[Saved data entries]
━━━━

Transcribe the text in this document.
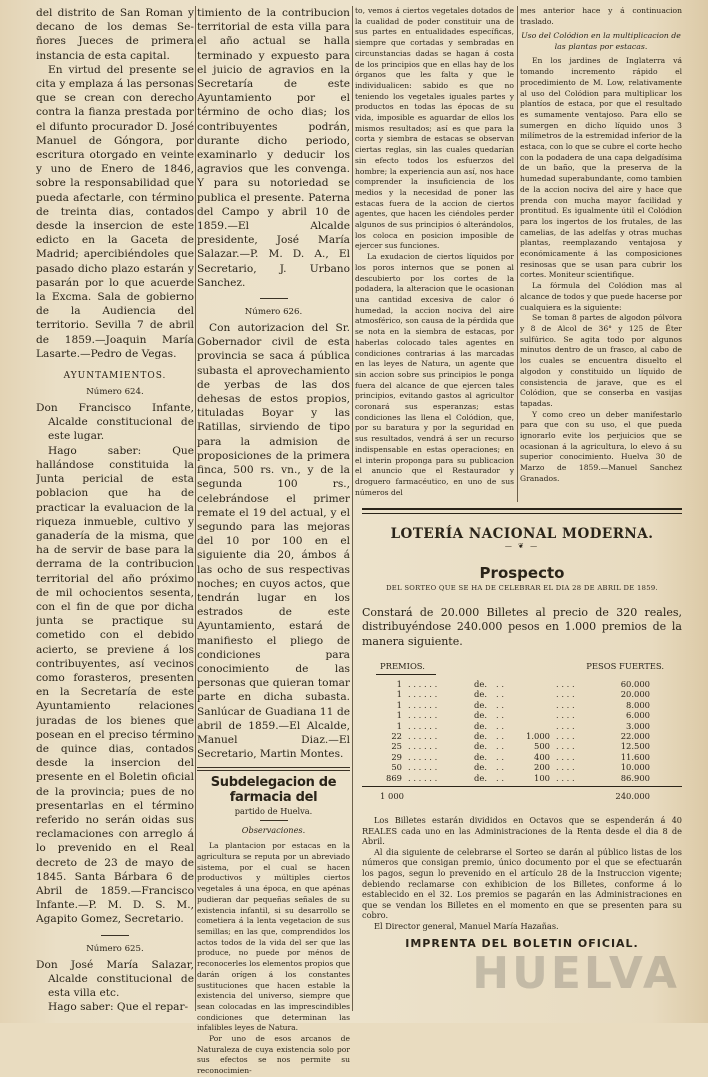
del distrito de San Roman y decano de los demas Se-ñores Jueces de primera instancia de esta capital.

En virtud del presente se cita y emplaza á las personas que se crean con derecho contra la fianza prestada por el difunto procurador D. José Manuel de Góngora, por escritura otorgado en veinte y uno de Enero de 1846, sobre la responsabilidad que pueda afectarle, con término de treinta dias, contados desde la insercion de este edicto en la Gaceta de Madrid; apercibiéndoles que pasado dicho plazo estarán y pasarán por lo que acuerde la Excma. Sala de gobierno de la Audiencia del territorio. Sevilla 7 de abril de 1859.—Joaquin María Lasarte.—Pedro de Vegas.

AYUNTAMIENTOS.
Número 624.

Don Francisco Infante, Alcalde constitucional de este lugar.

Hago saber: Que hallándose constituida la Junta pericial de esta poblacion que ha de practicar la evaluacion de la riqueza inmueble, cultivo y ganadería de la misma, que ha de servir de base para la derrama de la contribucion territorial del año próximo de mil ochocientos sesenta, con el fin de que por dicha junta se practique su cometido con el debido acierto, se previene á los contribuyentes, así vecinos como forasteros, presenten en la Secretaría de este Ayuntamiento relaciones juradas de los bienes que posean en el preciso término de quince dias, contados desde la insercion del presente en el Boletin oficial de la provincia; pues de no presentarlas en el término referido no serán oidas sus reclamaciones con arreglo á lo prevenido en el Real decreto de 23 de mayo de 1845. Santa Bárbara 6 de Abril de 1859.—Francisco Infante.—P. M. D. S. M., Agapito Gomez, Secretario.

Número 625.

Don José María Salazar, Alcalde constitucional de esta villa etc.

Hago saber: Que el repar-

timiento de la contribucion territorial de esta villa para el año actual se halla terminado y expuesto para el juicio de agravios en la Secretaría de este Ayuntamiento por el término de ocho dias; los contribuyentes podrán, durante dicho periodo, examinarlo y deducir los agravios que les convenga. Y para su notoriedad se publica el presente. Paterna del Campo y abril 10 de 1859.—El Alcalde presidente, José María Salazar.—P. M. D. A., El Secretario, J. Urbano Sanchez.

Número 626.

Con autorizacion del Sr. Gobernador civil de esta provincia se saca á pública subasta el aprovechamiento de yerbas de las dos dehesas de estos propios, tituladas Boyar y las Ratillas, sirviendo de tipo para la admision de proposiciones de la primera finca, 500 rs. vn., y de la segunda 100 rs., celebrándose el primer remate el 19 del actual, y el segundo para las mejoras del 10 por 100 en el siguiente dia 20, ámbos á las ocho de sus respectivas noches; en cuyos actos, que tendrán lugar en los estrados de este Ayuntamiento, estará de manifiesto el pliego de condiciones para conocimiento de las personas que quieran tomar parte en dicha subasta. Sanlúcar de Guadiana 11 de abril de 1859.—El Alcalde, Manuel Diaz.—El Secretario, Martin Montes.

Subdelegacion de farmacia del
partido de Huelva.
Observaciones.

La plantacion por estacas en la agricultura se reputa por un abreviado sistema, por el cual se hacen productivos y múltiples ciertos vegetales á una época, en que apénas pudieran dar pequeñas señales de su existencia infantil, si su desarrollo se cometiera á la lenta vegetacion de sus semillas; en las que, comprendidos los actos todos de la vida del ser que las produce, no puede por ménos de reconocerles los elementos propios que darán orígen á los constantes sustituciones que hacen estable la existencia del universo, siempre que sean colocadas en las imprescindibles condiciones que determinan las infalibles leyes de Natura.

Por uno de esos arcanos de Naturaleza de cuya existencia solo por sus efectos se nos permite su reconocimien-

to, vemos á ciertos vegetales dotados de la cualidad de poder constituir una de sus partes en entualidades específicas, siempre que cortadas y sembradas en circunstancias dadas se hagan á costa de los principios que en ellas hay de los órganos que les falta y que le individualicen: sabido es que no teniendo los vegetales iguales partes y productos en todas las épocas de su vida, imposible es aguardar de ellos los mismos resultados; así es que para la corta y siembra de estacas se observan ciertas reglas, sin las cuales quedarían sin efecto todos los esfuerzos del hombre; la experiencia aun así, nos hace comprender la insuficiencia de los medios y la necesidad de poner las estacas fuera de la accion de ciertos agentes, que hacen les ciéndoles perder algunos de sus principios ó alterándolos, los coloca en posicion imposible de ejercer sus funciones.

La exudacion de ciertos líquidos por los poros internos que se ponen al descubierto por los cortes de la podadera, la alteracion que le ocasionan una cantidad excesiva de calor ó humedad, la accion nociva del aire atmosférico, son causa de la pérdida que se nota en la siembra de estacas, por haberlas colocado tales agentes en condiciones contrarias á las marcadas en las leyes de Natura, un agente que sin accion sobre sus principios le ponga fuera del alcance de que ejercen tales principios, evitando gastos al agricultor coronará sus esperanzas; estas condiciones las llena el Colódion, que, por su baratura y por la seguridad en sus resultados, vendrá á ser un recurso indispensable en estas operaciones; en el interin proponga para su publicacion el anuncio que el Restaurador y droguero farmacéutico, en uno de sus números del

mes anterior hace y á continuacion traslado.

Uso del Colódion en la multiplicacion de las plantas por estacas.

En los jardines de Inglaterra vá tomando incremento rápido el procedimiento de M. Low, relativamente al uso del Colódion para multiplicar los plantíos de estaca, por que el resultado es sumamente ventajoso. Para ello se sumergen en dicho líquido unos 3 milímetros de la estremidad inferior de la estaca, con lo que se cubre el corte hecho con la podadera de una capa delgadísima de un baño, que la preserva de la humedad superabundante, como tambien de la accion nociva del aire y hace que prenda con mucha mayor facilidad y prontitud. Es igualmente útil el Colódion para los ingertos de los frutales, de las camelias, de las adelfas y otras muchas plantas, reemplazando ventajosa y económicamente á las composiciones resinosas que se usan para cubrir los cortes. Moniteur scientifique.

La fórmula del Colódion mas al alcance de todos y que puede hacerse por cualquiera es la siguiente:

Se toman 8 partes de algodon pólvora y 8 de Alcol de 36° y 125 de Éter sulfúrico. Se agita todo por algunos minutos dentro de un frasco, al cabo de los cuales se encuentra disuelto el algodon y constituido un líquido de consistencia de jarave, que es el Colódion, que se conserba en vasijas tapadas.

Y como creo un deber manifestarlo para que con su uso, el que pueda ignorarlo evite los perjuicios que se ocasionan á la agricultura, lo elevo á su superior conocimiento. Huelva 30 de Marzo de 1859.—Manuel Sanchez Granados.

LOTERÍA NACIONAL MODERNA.
— ❦ —
Prospecto
DEL SORTEO QUE SE HA DE CELEBRAR EL DIA 28 DE ABRIL DE 1859.

Constará de 20.000 Billetes al precio de 320 reales, distribuyéndose 240.000 pesos en 1.000 premios de la manera siguiente.

PREMIOS.	PESOS FUERTES.
1	. . . . . .	de.	. .		. . . .	60.000
1	. . . . . .	de.	. .		. . . .	20.000
1	. . . . . .	de.	. .		. . . .	8.000
1	. . . . . .	de.	. .		. . . .	6.000
1	. . . . . .	de.	. .		. . . .	3.000
22	. . . . . .	de.	. .	1.000	. . . .	22.000
25	. . . . . .	de.	. .	500	. . . .	12.500
29	. . . . . .	de.	. .	400	. . . .	11.600
50	. . . . . .	de.	. .	200	. . . .	10.000
869	. . . . . .	de.	. .	100	. . . .	86.900
1 000	240.000

Los Billetes estarán divididos en Octavos que se espenderán á 40 REALES cada uno en las Administraciones de la Renta desde el dia 8 de Abril.

Al dia siguiente de celebrarse el Sorteo se darán al público listas de los números que consigan premio, único documento por el que se efectuarán los pagos, segun lo prevenido en el artículo 28 de la Instruccion vigente; debiendo reclamarse con exhibicion de los Billetes, conforme á lo establecido en el 32. Los premios se pagarán en las Administraciones en que se vendan los Billetes en el momento en que se presenten para su cobro.

El Director general, Manuel María Hazañas.

IMPRENTA DEL BOLETIN OFICIAL.
HUELVA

━━━━

**YOUR INSTRUCTIONS**
From the listing above, copy out each line where the word "constitucional" appears.

**RESPONSE TO THIS EXERCISE**
Don Francisco Infante, Alcalde constitucional de este lugar.
Don José María Salazar, Alcalde constitucional de esta villa etc.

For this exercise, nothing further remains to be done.